- **To be done**: Print all records exactly, leaving nothing out.

:: Records for the task

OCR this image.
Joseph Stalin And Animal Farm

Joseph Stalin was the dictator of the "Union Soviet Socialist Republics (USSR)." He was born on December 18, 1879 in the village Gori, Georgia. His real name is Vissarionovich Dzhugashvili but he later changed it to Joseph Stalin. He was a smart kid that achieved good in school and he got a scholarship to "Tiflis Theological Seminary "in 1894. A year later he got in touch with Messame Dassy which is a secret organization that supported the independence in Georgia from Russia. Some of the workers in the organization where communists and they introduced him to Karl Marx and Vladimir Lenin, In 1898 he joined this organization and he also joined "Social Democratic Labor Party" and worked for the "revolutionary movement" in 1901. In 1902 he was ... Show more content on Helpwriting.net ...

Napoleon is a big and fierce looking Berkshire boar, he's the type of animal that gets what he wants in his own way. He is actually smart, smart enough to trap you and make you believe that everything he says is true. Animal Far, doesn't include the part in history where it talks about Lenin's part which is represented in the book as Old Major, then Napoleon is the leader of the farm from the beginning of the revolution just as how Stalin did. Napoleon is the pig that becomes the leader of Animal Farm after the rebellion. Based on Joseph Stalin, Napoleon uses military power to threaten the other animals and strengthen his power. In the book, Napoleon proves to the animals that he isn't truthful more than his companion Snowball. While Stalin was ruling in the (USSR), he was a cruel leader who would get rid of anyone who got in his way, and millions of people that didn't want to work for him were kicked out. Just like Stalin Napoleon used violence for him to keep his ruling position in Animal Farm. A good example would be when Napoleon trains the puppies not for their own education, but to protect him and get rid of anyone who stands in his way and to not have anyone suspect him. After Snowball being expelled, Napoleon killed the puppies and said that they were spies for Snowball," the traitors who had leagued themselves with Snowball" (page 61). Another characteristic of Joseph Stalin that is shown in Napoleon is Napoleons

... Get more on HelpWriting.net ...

::::

- **Task response**:
OCR this image.
Joseph Stalin And Animal Farm

Joseph Stalin was the dictator of the "Union Soviet Socialist Republics (USSR)." He was born on December 18, 1879 in the village Gori, Georgia. His real name is Vissarionovich Dzhugashvili but he later changed it to Joseph Stalin. He was a smart kid that achieved good in school and he got a scholarship to "Tiflis Theological Seminary "in 1894. A year later he got in touch with Messame Dassy which is a secret organization that supported the independence in Georgia from Russia. Some of the workers in the organization where communists and they introduced him to Karl Marx and Vladimir Lenin, In 1898 he joined this organization and he also joined "Social Democratic Labor Party" and worked for the "revolutionary movement" in 1901. In 1902 he was ... Show more content on Helpwriting.net ...

Napoleon is a big and fierce looking Berkshire boar, he's the type of animal that gets what he wants in his own way. He is actually smart, smart enough to trap you and make you believe that everything he says is true. Animal Far, doesn't include the part in history where it talks about Lenin's part which is represented in the book as Old Major, then Napoleon is the leader of the farm from the beginning of the revolution just as how Stalin did. Napoleon is the pig that becomes the leader of Animal Farm after the rebellion. Based on Joseph Stalin, Napoleon uses military power to threaten the other animals and strengthen his power. In the book, Napoleon proves to the animals that he isn't truthful more than his companion Snowball. While Stalin was ruling in the (USSR), he was a cruel leader who would get rid of anyone who got in his way, and millions of people that didn't want to work for him were kicked out. Just like Stalin Napoleon used violence for him to keep his ruling position in Animal Farm. A good example would be when Napoleon trains the puppies not for their own education, but to protect him and get rid of anyone who stands in his way and to not have anyone suspect him. After Snowball being expelled, Napoleon killed the puppies and said that they were spies for Snowball," the traitors who had leagued themselves with Snowball" (page 61). Another characteristic of Joseph Stalin that is shown in Napoleon is Napoleons

... Get more on HelpWriting.net ...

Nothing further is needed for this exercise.